=== GIVEN ENTRIES ===
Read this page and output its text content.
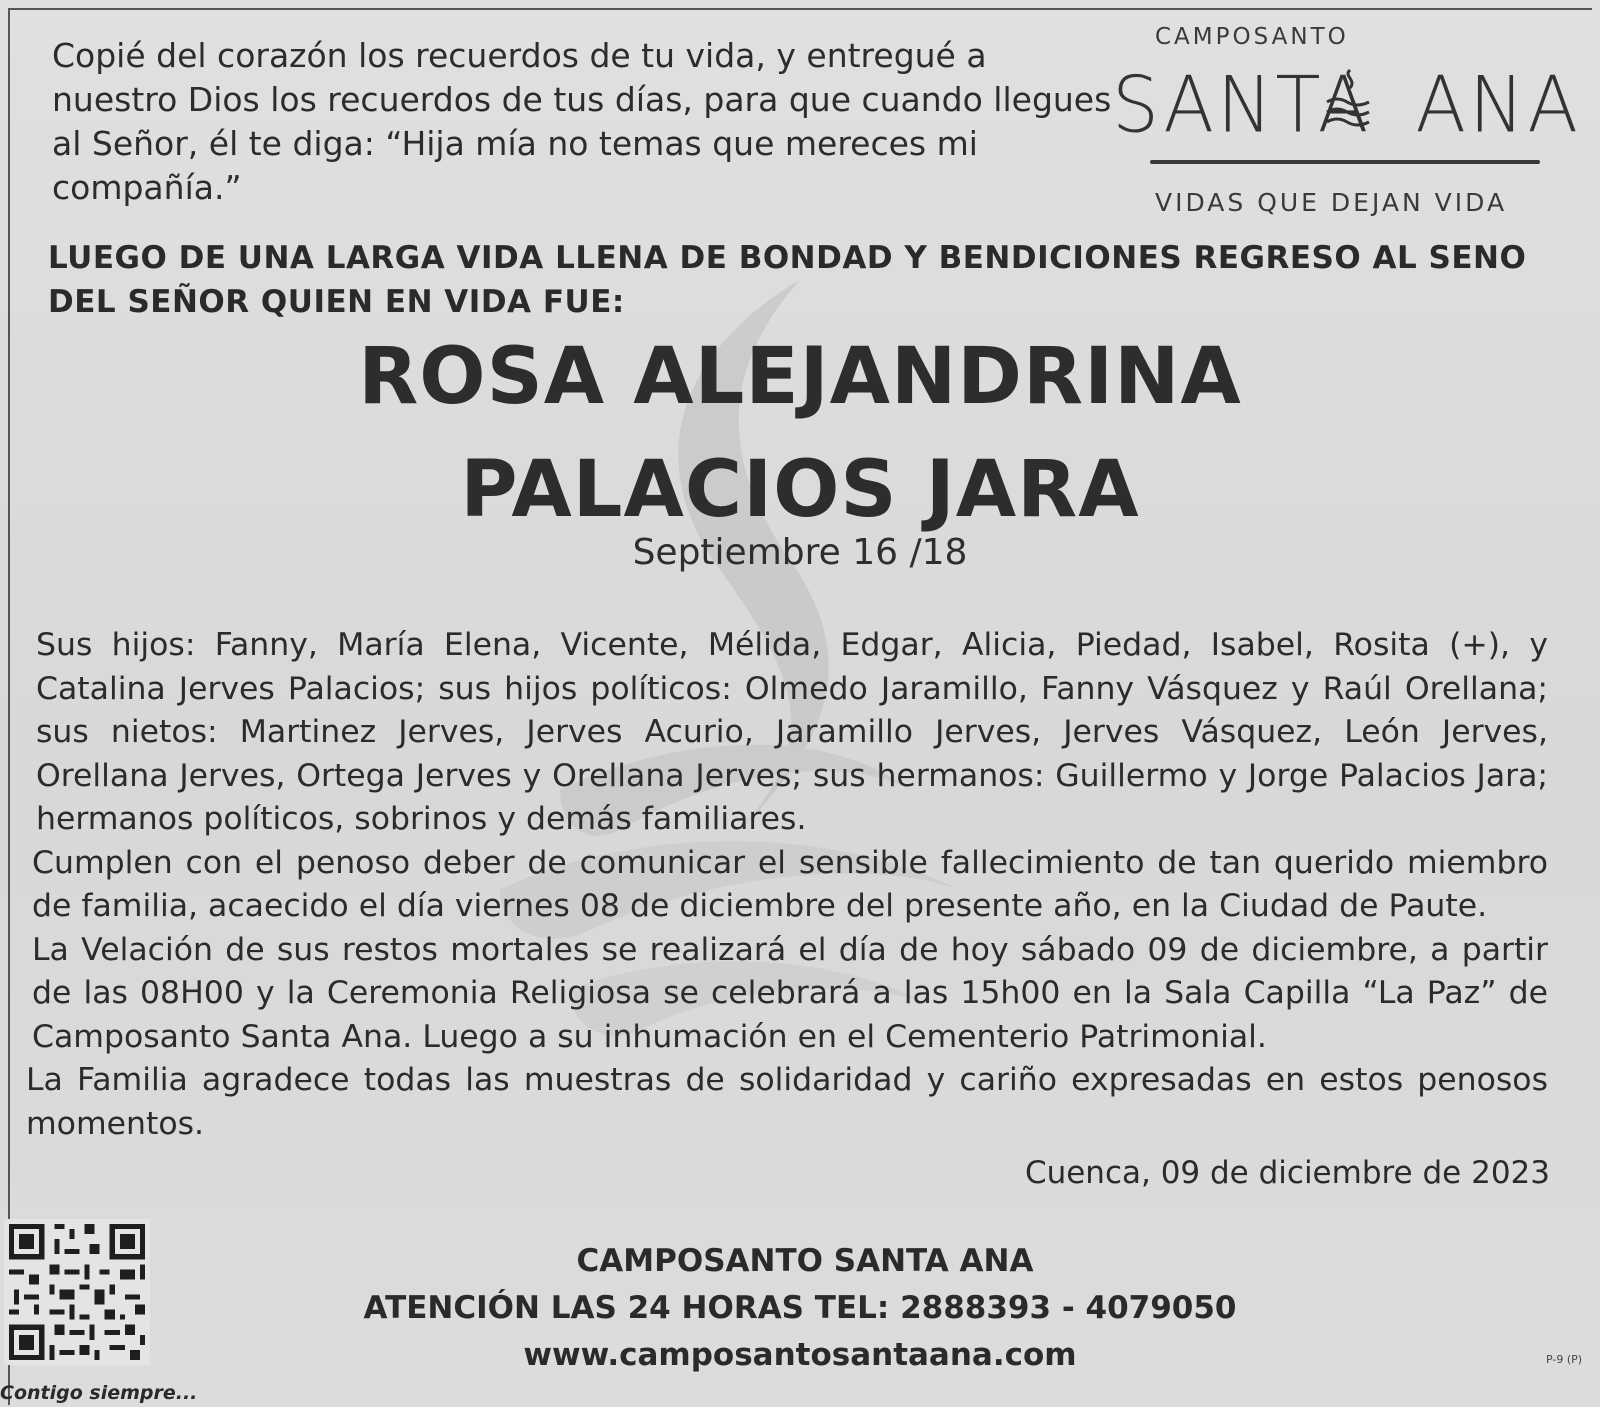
Copié del corazón los recuerdos de tu vida, y entregué a nuestro Dios los recuerdos de tus días, para que cuando llegues al Señor, él te diga: “Hija mía no temas que mereces mi compañía.”
CAMPOSANTO
SANTA ANA
VIDAS QUE DEJAN VIDA
LUEGO DE UNA LARGA VIDA LLENA DE BONDAD Y BENDICIONES REGRESO AL SENO DEL SEÑOR QUIEN EN VIDA FUE:
ROSA ALEJANDRINA
PALACIOS JARA
Septiembre 16 /18

Sus hijos: Fanny, María Elena, Vicente, Mélida, Edgar, Alicia, Piedad, Isabel, Rosita (+), y Catalina Jerves Palacios; sus hijos políticos: Olmedo Jaramillo, Fanny Vásquez y Raúl Orellana; sus nietos: Martinez Jerves, Jerves Acurio, Jaramillo Jerves, Jerves Vásquez, León Jerves, Orellana Jerves, Ortega Jerves y Orellana Jerves; sus hermanos: Guillermo y Jorge Palacios Jara; hermanos políticos, sobrinos y demás familiares.

Cumplen con el penoso deber de comunicar el sensible fallecimiento de tan querido miembro de familia, acaecido el día viernes 08 de diciembre del presente año, en la Ciudad de Paute.

La Velación de sus restos mortales se realizará el día de hoy sábado 09 de diciembre, a partir de las 08H00 y la Ceremonia Religiosa se celebrará a las 15h00 en la Sala Capilla “La Paz” de Camposanto Santa Ana. Luego a su inhumación en el Cementerio Patrimonial.

La Familia agradece todas las muestras de solidaridad y cariño expresadas en estos penosos momentos.

Cuenca, 09 de diciembre de 2023
Contigo siempre...
CAMPOSANTO SANTA ANA
ATENCIÓN LAS 24 HORAS TEL: 2888393 - 4079050
www.camposantosantaana.com	P-9 (P)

=== TASK PROMPT ===
Pull every line holding "diciembre" out of the records.

=== FINAL RESULT ===
Cumplen con el penoso deber de comunicar el sensible fallecimiento de tan querido miembro de familia, acaecido el día viernes 08 de diciembre del presente año, en la Ciudad de Paute.
La Velación de sus restos mortales se realizará el día de hoy sábado 09 de diciembre, a partir de las 08H00 y la Ceremonia Religiosa se celebrará a las 15h00 en la Sala Capilla “La Paz” de Camposanto Santa Ana. Luego a su inhumación en el Cementerio Patrimonial.
Cuenca, 09 de diciembre de 2023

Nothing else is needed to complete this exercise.